[Stored data]
━━━━━━━━━━━━━━━━━━━━━━━━━━━━━━
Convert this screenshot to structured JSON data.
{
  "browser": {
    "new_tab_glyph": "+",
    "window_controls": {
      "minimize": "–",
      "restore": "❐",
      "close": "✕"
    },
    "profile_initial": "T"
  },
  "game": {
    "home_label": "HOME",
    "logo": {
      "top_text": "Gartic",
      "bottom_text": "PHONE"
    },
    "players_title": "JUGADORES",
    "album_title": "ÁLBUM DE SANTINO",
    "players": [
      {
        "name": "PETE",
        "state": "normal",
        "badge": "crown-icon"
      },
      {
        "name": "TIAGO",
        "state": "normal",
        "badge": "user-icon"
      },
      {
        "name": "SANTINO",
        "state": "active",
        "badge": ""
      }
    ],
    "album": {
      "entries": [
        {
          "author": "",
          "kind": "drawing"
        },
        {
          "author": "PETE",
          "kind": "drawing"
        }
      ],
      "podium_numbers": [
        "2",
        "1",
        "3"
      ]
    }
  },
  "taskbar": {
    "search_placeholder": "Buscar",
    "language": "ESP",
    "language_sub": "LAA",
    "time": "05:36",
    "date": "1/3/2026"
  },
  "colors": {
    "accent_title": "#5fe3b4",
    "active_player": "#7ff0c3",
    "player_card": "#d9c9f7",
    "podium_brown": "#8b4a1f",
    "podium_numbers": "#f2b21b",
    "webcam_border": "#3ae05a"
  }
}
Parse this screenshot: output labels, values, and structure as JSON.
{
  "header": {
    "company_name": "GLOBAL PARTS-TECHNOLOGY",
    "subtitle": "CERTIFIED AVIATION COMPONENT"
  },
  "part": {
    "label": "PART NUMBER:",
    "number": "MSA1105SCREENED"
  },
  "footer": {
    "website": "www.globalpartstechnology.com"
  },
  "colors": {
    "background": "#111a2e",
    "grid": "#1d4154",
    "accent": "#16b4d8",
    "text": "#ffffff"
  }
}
━━━━━━━━━━━━━━━━━━━━━━━━━━━━━━
§ **DIRECTIONS FOR THIS TASK**: Show the data once more, exactly as it was written.

§ **EXERCISE SOLUTION**:
Convert this screenshot to structured JSON data.
{
  "browser": {
    "new_tab_glyph": "+",
    "window_controls": {
      "minimize": "–",
      "restore": "❐",
      "close": "✕"
    },
    "profile_initial": "T"
  },
  "game": {
    "home_label": "HOME",
    "logo": {
      "top_text": "Gartic",
      "bottom_text": "PHONE"
    },
    "players_title": "JUGADORES",
    "album_title": "ÁLBUM DE SANTINO",
    "players": [
      {
        "name": "PETE",
        "state": "normal",
        "badge": "crown-icon"
      },
      {
        "name": "TIAGO",
        "state": "normal",
        "badge": "user-icon"
      },
      {
        "name": "SANTINO",
        "state": "active",
        "badge": ""
      }
    ],
    "album": {
      "entries": [
        {
          "author": "",
          "kind": "drawing"
        },
        {
          "author": "PETE",
          "kind": "drawing"
        }
      ],
      "podium_numbers": [
        "2",
        "1",
        "3"
      ]
    }
  },
  "taskbar": {
    "search_placeholder": "Buscar",
    "language": "ESP",
    "language_sub": "LAA",
    "time": "05:36",
    "date": "1/3/2026"
  },
  "colors": {
    "accent_title": "#5fe3b4",
    "active_player": "#7ff0c3",
    "player_card": "#d9c9f7",
    "podium_brown": "#8b4a1f",
    "podium_numbers": "#f2b21b",
    "webcam_border": "#3ae05a"
  }
}
Parse this screenshot: output labels, values, and structure as JSON.
{
  "header": {
    "company_name": "GLOBAL PARTS-TECHNOLOGY",
    "subtitle": "CERTIFIED AVIATION COMPONENT"
  },
  "part": {
    "label": "PART NUMBER:",
    "number": "MSA1105SCREENED"
  },
  "footer": {
    "website": "www.globalpartstechnology.com"
  },
  "colors": {
    "background": "#111a2e",
    "grid": "#1d4154",
    "accent": "#16b4d8",
    "text": "#ffffff"
  }
}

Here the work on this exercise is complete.